(Stored data entries)

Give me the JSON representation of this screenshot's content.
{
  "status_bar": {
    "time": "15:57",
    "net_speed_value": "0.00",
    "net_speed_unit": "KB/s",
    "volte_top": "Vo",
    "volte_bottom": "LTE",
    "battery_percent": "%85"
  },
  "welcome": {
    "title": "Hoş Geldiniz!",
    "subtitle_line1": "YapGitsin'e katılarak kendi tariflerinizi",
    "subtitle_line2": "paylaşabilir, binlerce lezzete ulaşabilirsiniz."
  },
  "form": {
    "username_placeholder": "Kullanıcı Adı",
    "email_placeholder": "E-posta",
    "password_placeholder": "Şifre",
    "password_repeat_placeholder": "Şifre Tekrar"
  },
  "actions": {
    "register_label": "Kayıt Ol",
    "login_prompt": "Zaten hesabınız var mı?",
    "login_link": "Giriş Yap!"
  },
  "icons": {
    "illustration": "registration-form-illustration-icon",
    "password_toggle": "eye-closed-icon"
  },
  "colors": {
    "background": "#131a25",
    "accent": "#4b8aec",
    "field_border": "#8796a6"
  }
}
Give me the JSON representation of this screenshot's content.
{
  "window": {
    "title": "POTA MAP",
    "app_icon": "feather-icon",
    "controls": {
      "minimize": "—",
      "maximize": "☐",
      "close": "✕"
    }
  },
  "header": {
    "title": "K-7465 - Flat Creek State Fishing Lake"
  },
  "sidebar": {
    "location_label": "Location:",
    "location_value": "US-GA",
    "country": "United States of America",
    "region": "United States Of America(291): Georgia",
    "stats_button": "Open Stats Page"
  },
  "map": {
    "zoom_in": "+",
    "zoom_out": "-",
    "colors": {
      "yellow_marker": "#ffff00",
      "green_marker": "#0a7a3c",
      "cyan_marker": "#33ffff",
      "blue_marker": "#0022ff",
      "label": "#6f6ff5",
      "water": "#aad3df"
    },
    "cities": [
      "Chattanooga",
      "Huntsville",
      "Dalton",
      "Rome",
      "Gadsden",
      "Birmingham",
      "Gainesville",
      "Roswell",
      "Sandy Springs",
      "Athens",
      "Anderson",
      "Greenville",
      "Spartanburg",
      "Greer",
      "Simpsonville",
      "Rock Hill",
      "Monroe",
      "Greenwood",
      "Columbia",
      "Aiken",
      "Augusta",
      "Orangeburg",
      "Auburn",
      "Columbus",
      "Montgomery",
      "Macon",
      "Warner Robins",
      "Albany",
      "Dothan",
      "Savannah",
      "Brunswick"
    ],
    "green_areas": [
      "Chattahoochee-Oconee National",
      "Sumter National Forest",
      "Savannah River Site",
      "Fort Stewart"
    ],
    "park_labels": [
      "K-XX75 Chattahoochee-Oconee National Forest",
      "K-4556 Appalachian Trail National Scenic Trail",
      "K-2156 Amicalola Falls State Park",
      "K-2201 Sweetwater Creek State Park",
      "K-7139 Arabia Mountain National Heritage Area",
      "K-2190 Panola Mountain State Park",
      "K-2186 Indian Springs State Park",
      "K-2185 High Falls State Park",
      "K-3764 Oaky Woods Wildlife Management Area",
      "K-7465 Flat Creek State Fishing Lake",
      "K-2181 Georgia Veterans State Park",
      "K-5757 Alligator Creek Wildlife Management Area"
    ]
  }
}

> **GIVEN INSTRUCTION**
Whenever "form" turns up in a line, pick that line out.

> **EXERCISE ANSWER**
  "form": {
    "illustration": "registration-form-illustration-icon",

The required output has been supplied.